─── Given entries ───
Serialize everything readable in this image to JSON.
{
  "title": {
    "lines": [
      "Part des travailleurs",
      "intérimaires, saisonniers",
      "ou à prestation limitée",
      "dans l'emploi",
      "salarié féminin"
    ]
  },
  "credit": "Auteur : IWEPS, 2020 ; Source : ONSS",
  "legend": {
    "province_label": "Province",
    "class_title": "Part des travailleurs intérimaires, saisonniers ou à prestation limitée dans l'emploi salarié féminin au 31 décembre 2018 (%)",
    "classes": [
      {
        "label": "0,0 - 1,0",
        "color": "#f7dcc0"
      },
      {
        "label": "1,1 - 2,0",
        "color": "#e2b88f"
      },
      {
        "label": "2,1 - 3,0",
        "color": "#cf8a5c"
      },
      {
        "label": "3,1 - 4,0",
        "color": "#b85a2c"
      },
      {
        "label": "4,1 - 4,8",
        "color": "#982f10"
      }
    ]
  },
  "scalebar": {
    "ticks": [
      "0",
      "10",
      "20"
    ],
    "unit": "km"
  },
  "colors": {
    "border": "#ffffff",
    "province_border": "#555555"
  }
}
───
## Work to complete
Using the data above, repeat every line exactly.

## The response
Serialize everything readable in this image to JSON.
{
  "title": {
    "lines": [
      "Part des travailleurs",
      "intérimaires, saisonniers",
      "ou à prestation limitée",
      "dans l'emploi",
      "salarié féminin"
    ]
  },
  "credit": "Auteur : IWEPS, 2020 ; Source : ONSS",
  "legend": {
    "province_label": "Province",
    "class_title": "Part des travailleurs intérimaires, saisonniers ou à prestation limitée dans l'emploi salarié féminin au 31 décembre 2018 (%)",
    "classes": [
      {
        "label": "0,0 - 1,0",
        "color": "#f7dcc0"
      },
      {
        "label": "1,1 - 2,0",
        "color": "#e2b88f"
      },
      {
        "label": "2,1 - 3,0",
        "color": "#cf8a5c"
      },
      {
        "label": "3,1 - 4,0",
        "color": "#b85a2c"
      },
      {
        "label": "4,1 - 4,8",
        "color": "#982f10"
      }
    ]
  },
  "scalebar": {
    "ticks": [
      "0",
      "10",
      "20"
    ],
    "unit": "km"
  },
  "colors": {
    "border": "#ffffff",
    "province_border": "#555555"
  }
}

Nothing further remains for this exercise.